I am not saying it is the clear winner, but to me it sounds like a damn interesting alternative with a lot of promise.

It is also possible that Chrome will "win" - either by gaining such majority user-base that targeting specific features of Chrome becomes worth while, or because Dart+Native Client becomes a de facto standard the other browsers adopt.

Also, if you are writing a "web app" to target a niche market that really want to use the application (hard-core gamers?), requiring Chrome really may not be a big deal for the user-base. After all, if people are willing to install native applications on their local system, why would they be unwilling to install Chrome and visit a URL?

* It is unclear if the Chrome browser on iOS will ever be able to download and run native code for both technical and policy reasons.


I haven't read all the comments sorry if this has been posted already. I think you guys would enjoy listing to this discussion about TypeScript, Dart and JavaScript between Anders Hejlsberg and Lars Bak the guy behind V8 and co-creator of Dart.

Link: http://channel9.msdn.com/Shows/Going+Deep/Anders-Hejlsberg-a...

• **Record set**:

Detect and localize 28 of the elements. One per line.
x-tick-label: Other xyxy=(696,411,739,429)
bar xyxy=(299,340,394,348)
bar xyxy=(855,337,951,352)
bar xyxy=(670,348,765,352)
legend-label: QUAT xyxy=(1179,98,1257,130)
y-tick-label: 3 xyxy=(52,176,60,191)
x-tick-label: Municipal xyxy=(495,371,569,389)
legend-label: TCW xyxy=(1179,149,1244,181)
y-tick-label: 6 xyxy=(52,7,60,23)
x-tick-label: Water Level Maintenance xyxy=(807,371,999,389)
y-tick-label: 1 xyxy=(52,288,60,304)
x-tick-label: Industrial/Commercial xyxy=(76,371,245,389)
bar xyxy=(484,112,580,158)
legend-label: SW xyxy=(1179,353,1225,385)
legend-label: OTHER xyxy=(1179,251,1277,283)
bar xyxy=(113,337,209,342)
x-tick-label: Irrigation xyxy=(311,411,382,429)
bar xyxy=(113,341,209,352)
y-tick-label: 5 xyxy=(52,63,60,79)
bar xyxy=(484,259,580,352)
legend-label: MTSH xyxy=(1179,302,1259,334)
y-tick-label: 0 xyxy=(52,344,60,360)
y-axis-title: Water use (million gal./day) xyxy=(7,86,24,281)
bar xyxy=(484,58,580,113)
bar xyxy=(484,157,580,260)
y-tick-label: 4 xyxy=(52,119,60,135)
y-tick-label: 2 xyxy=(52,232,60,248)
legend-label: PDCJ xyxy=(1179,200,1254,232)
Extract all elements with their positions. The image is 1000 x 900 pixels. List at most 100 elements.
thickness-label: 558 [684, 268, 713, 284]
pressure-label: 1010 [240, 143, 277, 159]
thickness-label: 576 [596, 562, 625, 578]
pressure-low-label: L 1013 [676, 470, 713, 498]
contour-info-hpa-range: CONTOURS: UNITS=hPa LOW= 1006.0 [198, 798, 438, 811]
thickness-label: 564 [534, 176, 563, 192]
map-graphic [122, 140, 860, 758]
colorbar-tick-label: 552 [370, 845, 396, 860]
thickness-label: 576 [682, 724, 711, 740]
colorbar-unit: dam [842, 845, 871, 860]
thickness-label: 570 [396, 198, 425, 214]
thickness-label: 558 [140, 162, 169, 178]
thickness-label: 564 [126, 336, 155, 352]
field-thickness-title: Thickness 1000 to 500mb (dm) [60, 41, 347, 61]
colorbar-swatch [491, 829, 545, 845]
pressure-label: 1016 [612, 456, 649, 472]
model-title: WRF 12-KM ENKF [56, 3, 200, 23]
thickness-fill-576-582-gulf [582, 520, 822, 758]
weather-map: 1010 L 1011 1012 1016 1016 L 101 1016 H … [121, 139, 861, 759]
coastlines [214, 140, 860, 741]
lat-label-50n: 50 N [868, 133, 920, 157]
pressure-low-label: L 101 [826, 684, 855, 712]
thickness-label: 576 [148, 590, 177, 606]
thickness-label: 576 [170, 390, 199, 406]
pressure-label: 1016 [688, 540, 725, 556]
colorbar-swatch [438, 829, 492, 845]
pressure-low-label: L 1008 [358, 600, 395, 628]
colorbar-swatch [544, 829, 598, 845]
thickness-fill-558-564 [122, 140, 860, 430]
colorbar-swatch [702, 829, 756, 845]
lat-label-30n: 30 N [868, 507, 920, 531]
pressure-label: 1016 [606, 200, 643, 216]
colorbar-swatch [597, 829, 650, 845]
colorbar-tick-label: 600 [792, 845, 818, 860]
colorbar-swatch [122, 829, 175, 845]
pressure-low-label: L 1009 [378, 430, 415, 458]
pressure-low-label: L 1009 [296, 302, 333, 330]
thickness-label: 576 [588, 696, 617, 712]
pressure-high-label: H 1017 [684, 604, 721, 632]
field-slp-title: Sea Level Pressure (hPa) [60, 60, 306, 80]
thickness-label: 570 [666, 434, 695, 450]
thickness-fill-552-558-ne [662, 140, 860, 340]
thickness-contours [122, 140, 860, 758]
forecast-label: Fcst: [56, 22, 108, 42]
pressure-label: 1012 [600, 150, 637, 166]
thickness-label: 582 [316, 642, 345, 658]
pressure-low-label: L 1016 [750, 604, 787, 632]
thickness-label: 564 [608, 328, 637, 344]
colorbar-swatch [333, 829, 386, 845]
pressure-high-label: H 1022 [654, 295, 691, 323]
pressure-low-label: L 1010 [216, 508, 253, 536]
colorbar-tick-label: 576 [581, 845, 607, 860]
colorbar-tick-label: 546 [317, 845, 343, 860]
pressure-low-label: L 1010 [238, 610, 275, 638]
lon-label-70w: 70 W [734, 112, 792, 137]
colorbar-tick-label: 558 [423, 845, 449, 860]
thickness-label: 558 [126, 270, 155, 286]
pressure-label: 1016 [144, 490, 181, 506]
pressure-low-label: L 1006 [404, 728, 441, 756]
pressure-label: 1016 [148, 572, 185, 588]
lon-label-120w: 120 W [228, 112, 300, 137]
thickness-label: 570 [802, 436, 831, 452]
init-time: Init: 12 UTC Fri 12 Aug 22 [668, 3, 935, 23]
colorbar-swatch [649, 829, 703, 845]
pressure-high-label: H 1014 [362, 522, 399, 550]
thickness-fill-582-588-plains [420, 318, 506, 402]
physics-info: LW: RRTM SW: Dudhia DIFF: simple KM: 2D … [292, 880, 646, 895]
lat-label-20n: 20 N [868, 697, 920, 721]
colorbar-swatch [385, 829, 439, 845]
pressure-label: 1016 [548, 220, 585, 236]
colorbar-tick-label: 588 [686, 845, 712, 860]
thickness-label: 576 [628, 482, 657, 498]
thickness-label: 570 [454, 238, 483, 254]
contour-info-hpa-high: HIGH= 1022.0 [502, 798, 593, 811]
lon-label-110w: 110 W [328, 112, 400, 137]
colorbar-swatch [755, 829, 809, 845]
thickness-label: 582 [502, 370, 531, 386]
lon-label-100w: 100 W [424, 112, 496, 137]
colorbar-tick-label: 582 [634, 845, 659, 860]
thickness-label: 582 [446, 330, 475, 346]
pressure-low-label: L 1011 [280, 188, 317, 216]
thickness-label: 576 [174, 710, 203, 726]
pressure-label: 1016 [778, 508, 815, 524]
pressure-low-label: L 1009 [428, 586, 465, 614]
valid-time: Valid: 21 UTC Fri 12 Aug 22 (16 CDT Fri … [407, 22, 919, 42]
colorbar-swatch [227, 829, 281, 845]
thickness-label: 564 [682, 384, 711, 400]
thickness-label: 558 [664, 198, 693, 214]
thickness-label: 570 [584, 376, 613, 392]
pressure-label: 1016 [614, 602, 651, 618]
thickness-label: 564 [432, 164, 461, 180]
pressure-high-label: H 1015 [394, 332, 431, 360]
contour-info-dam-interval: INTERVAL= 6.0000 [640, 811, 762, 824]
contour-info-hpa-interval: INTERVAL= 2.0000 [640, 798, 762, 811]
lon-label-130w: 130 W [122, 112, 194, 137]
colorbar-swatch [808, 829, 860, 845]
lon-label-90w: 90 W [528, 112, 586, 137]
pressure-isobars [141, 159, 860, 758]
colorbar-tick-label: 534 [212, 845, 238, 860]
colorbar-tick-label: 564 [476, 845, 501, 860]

• **Task set**:
1. In the Chrome and Dart comment, condense the paragraph beginning "It is also possible that Chrome will" into a short list of the two ways Chrome could "win."
2. Answer these from the Chrome and Dart comment:
(a) What example of a niche market is suggested for a "web app" that requires Chrome?
(b) For what kinds of reasons is it unclear whether Chrome on iOS will be able to download and run native code?
(c) Who is described as the guy behind V8 and co-creator of Dart?
Rely only on the Chrome and Dart comment above when working on these.

• **Your written answers**:
1.
Chrome could "win" in either of two ways:
- It gains such a majority user base that targeting Chrome-specific features becomes worthwhile.
- Dart+Native Client becomes a de facto standard that other browsers adopt.

2.
(a) Hard-core gamers.
(b) Both technical and policy reasons.
(c) Lars Bak.